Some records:
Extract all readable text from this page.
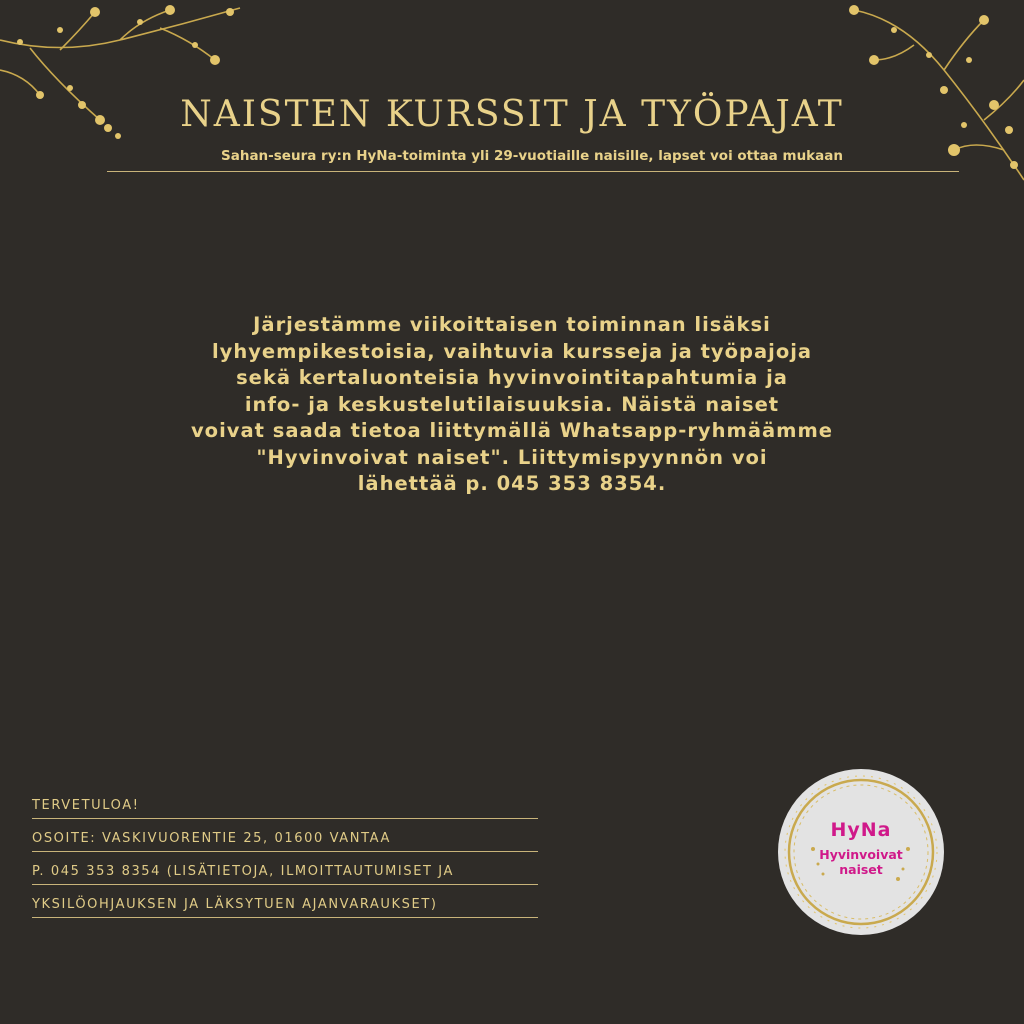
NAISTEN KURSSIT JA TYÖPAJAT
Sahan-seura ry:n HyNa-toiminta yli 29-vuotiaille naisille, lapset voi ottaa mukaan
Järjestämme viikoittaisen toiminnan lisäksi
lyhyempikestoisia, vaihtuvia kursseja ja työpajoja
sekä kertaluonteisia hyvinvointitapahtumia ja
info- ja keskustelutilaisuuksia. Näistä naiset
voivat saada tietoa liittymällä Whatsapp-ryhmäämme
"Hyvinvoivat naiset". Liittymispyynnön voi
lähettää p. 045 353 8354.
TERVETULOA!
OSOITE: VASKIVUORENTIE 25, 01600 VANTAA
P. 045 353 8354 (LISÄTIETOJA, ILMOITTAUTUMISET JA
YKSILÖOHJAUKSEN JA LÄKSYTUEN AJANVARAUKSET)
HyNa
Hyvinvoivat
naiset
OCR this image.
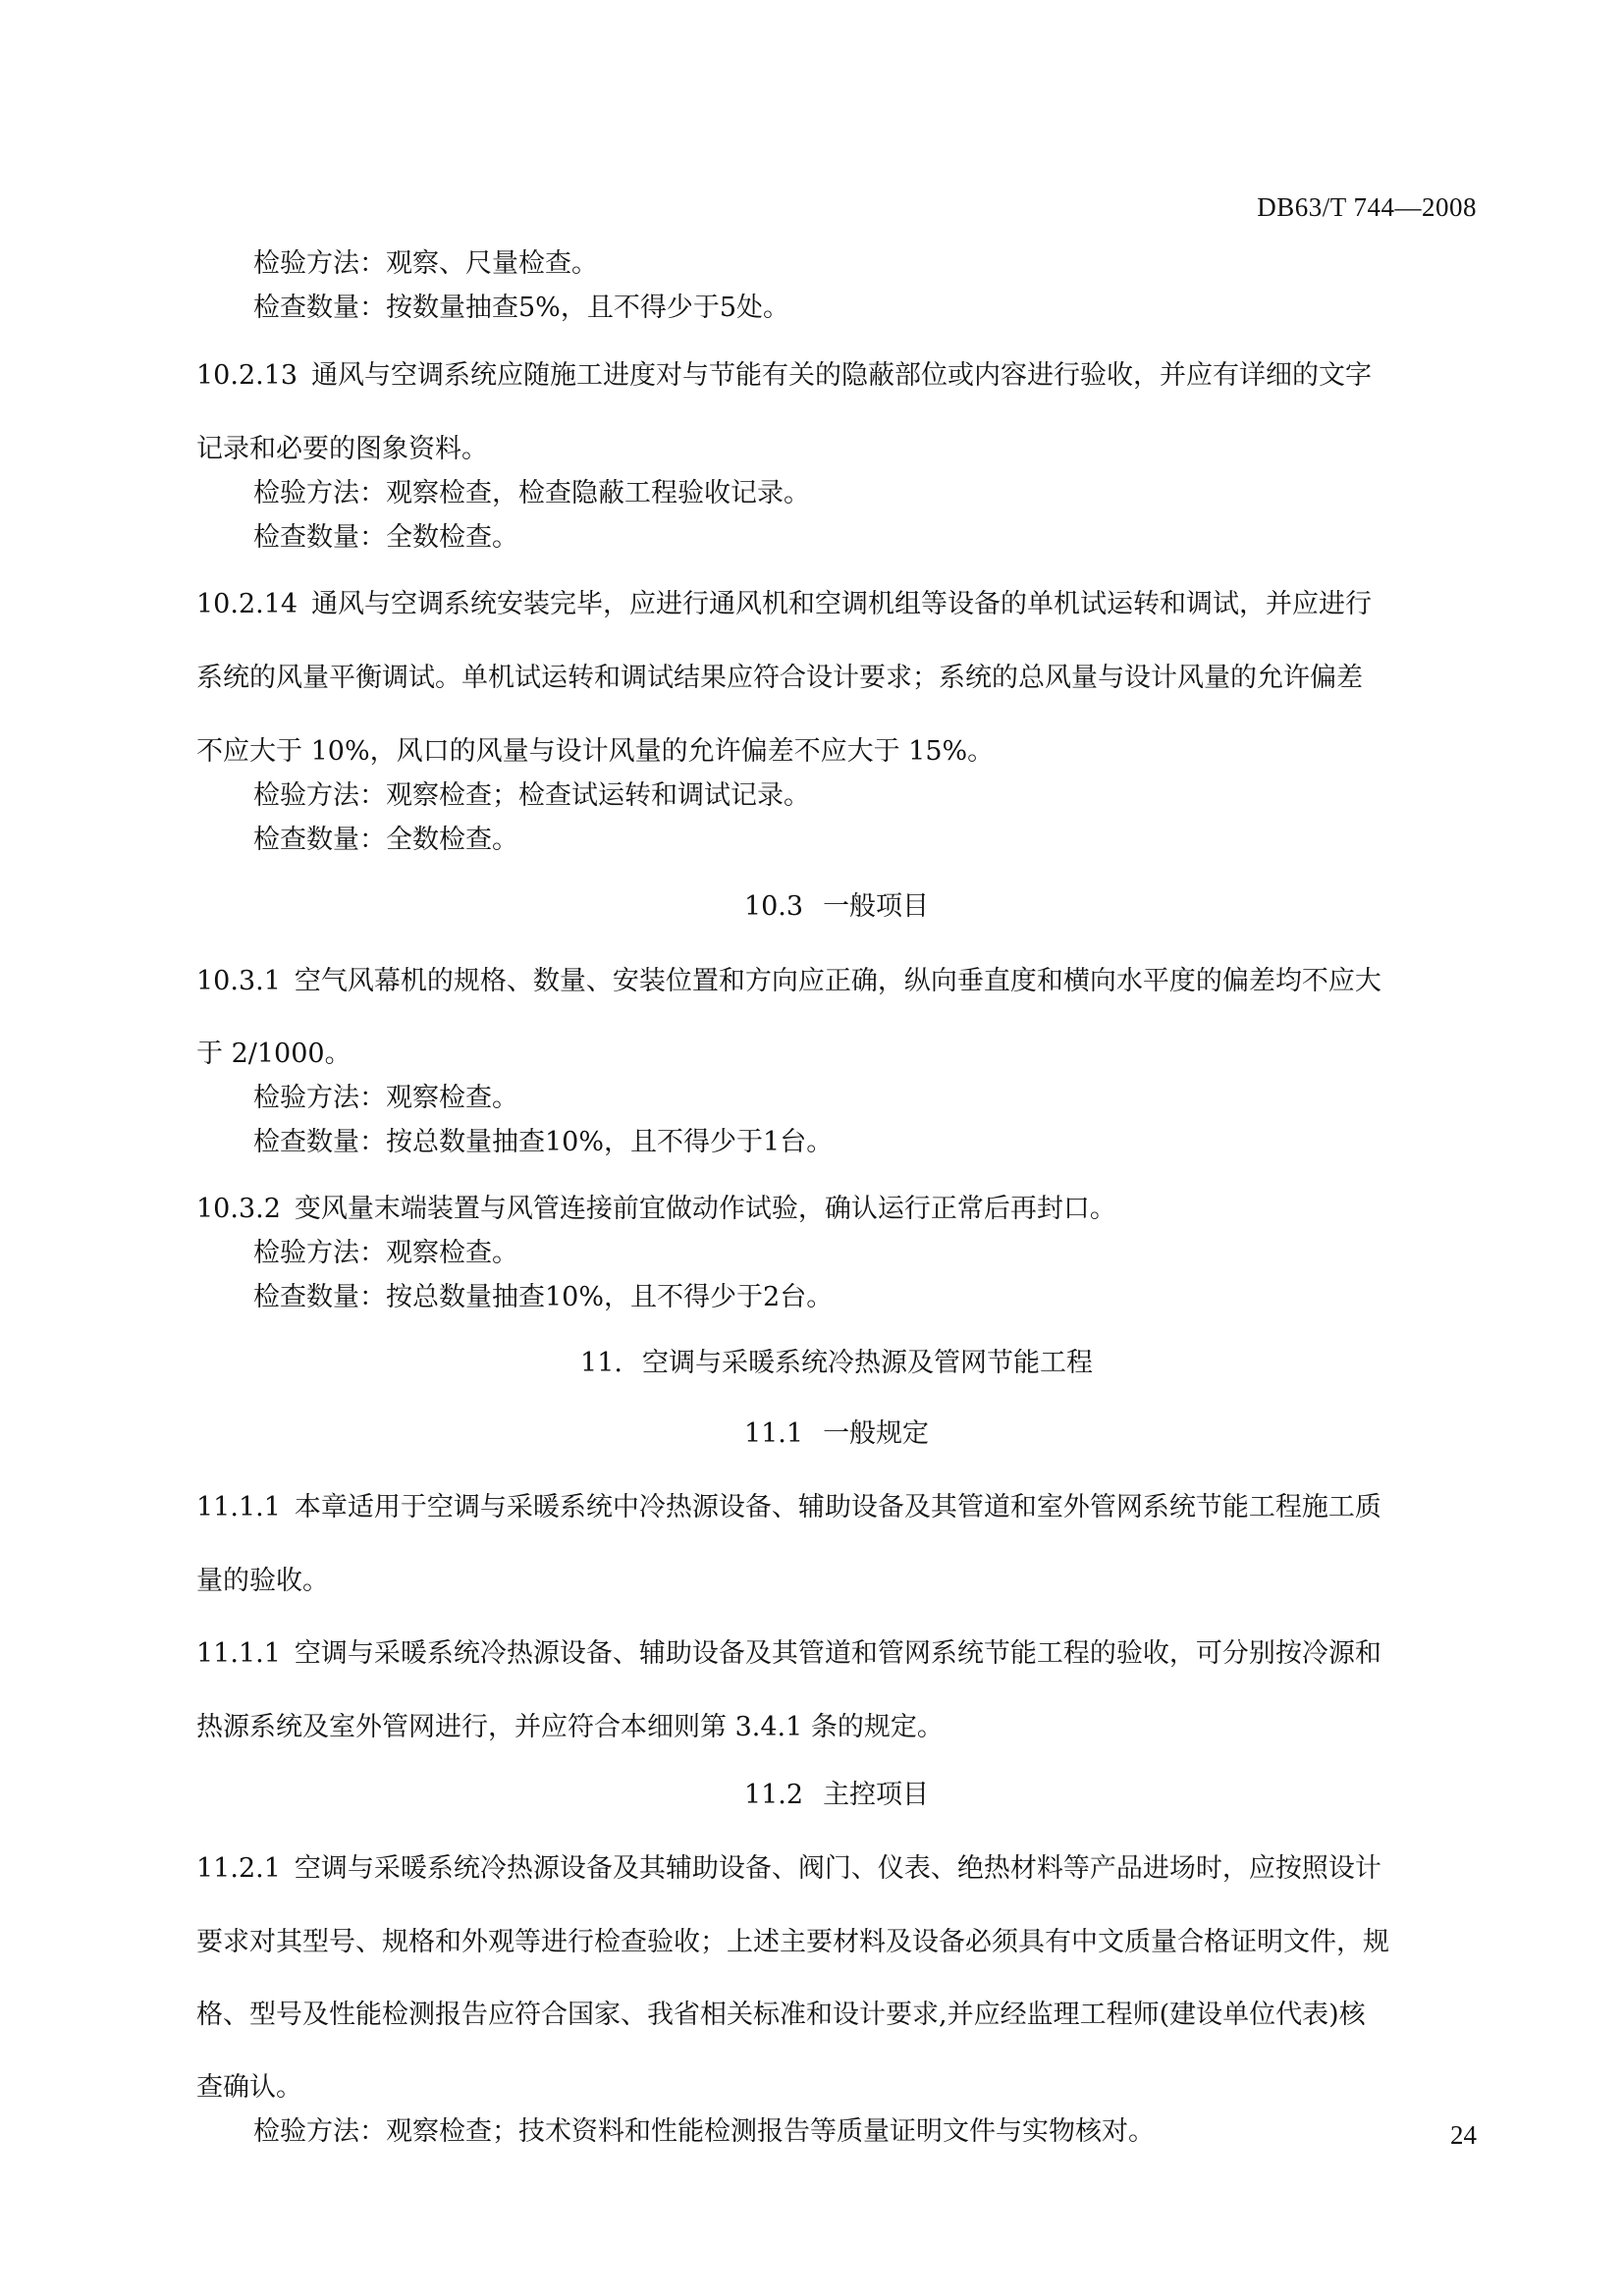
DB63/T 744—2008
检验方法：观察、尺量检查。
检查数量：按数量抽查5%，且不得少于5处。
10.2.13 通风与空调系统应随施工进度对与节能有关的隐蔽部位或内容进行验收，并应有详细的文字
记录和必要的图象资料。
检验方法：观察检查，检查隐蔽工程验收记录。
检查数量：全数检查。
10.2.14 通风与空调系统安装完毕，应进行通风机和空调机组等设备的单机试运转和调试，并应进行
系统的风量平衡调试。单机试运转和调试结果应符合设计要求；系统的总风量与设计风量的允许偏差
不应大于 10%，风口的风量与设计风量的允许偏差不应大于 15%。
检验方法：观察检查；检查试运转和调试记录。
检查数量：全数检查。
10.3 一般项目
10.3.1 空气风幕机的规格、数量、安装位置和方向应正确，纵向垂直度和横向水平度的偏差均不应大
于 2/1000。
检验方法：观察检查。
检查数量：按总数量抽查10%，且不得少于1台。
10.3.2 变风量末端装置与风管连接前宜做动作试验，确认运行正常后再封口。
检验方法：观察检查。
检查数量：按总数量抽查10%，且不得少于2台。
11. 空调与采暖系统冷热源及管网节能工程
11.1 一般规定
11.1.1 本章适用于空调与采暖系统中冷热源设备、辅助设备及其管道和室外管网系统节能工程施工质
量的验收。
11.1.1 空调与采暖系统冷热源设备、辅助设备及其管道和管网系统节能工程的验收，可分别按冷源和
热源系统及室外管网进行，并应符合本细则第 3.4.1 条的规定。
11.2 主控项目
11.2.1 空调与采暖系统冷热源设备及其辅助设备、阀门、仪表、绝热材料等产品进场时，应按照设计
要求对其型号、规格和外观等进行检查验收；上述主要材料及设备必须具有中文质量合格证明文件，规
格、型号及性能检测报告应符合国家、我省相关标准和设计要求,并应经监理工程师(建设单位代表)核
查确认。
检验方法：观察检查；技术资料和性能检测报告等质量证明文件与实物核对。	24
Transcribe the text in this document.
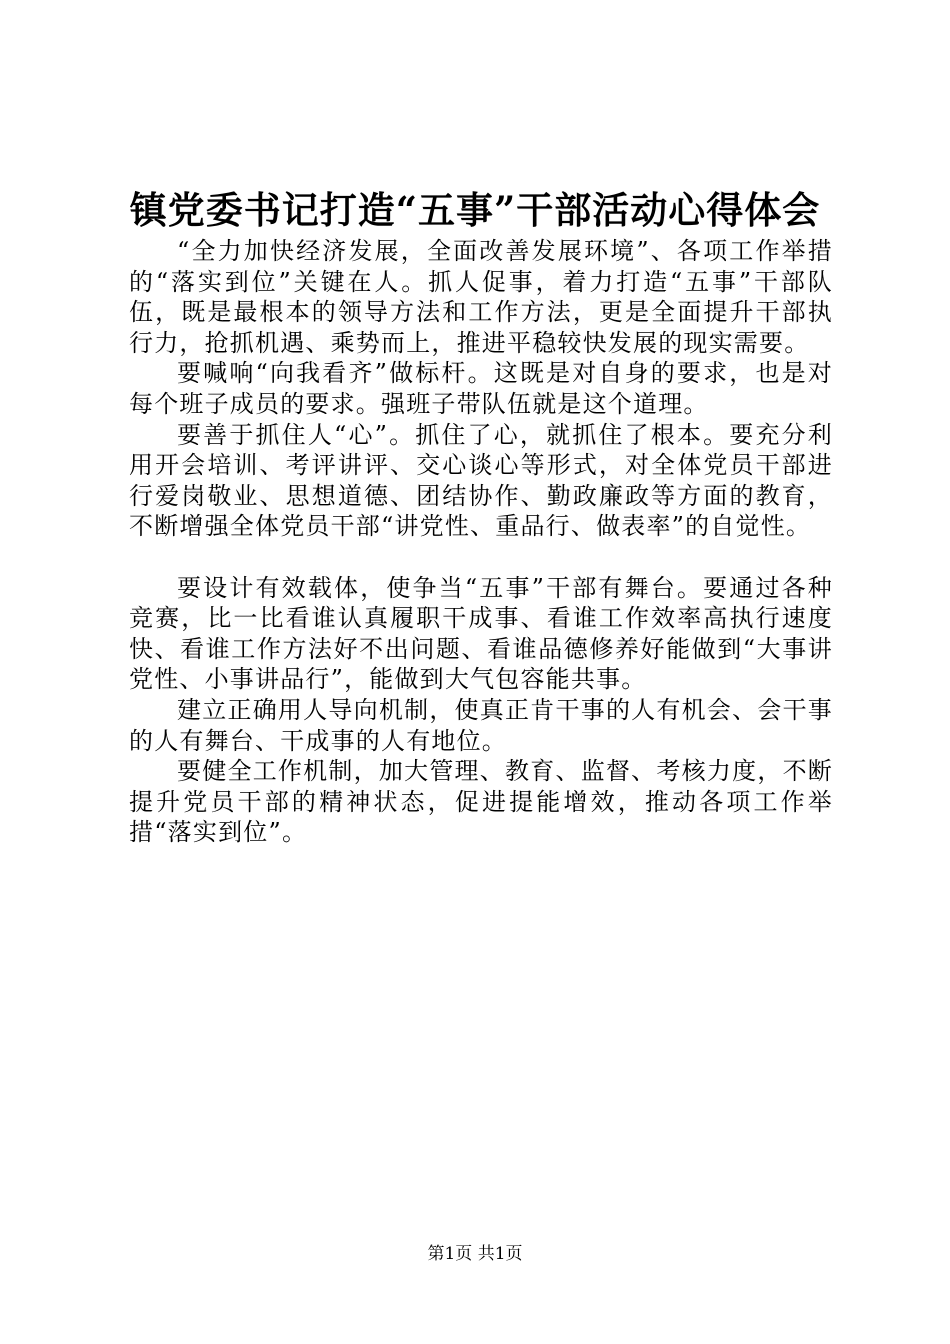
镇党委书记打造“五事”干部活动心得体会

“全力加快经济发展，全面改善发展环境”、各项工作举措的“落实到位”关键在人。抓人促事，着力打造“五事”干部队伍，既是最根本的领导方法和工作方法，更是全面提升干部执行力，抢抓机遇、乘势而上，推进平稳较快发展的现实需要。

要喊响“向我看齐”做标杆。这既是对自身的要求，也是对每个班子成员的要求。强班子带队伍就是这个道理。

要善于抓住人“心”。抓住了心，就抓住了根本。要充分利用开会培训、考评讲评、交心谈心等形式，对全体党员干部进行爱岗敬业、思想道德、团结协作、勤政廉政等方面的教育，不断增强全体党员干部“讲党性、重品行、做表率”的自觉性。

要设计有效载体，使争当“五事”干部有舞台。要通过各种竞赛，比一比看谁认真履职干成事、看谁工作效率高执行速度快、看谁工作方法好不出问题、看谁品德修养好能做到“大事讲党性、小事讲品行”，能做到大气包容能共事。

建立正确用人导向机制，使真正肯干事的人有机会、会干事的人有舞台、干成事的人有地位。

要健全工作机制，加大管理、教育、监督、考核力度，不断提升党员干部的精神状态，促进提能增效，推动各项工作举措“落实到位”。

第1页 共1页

- _Short exercise_: Pull out every line above that holds the word "落实到位".

- _Written answer_:
“全力加快经济发展，全面改善发展环境”、各项工作举措的“落实到位”关键在人。抓人促事，着力打造“五事”干部队伍，既是最根本的领导方法和工作方法，更是全面提升干部执行力，抢抓机遇、乘势而上，推进平稳较快发展的现实需要。
要健全工作机制，加大管理、教育、监督、考核力度，不断提升党员干部的精神状态，促进提能增效，推动各项工作举措“落实到位”。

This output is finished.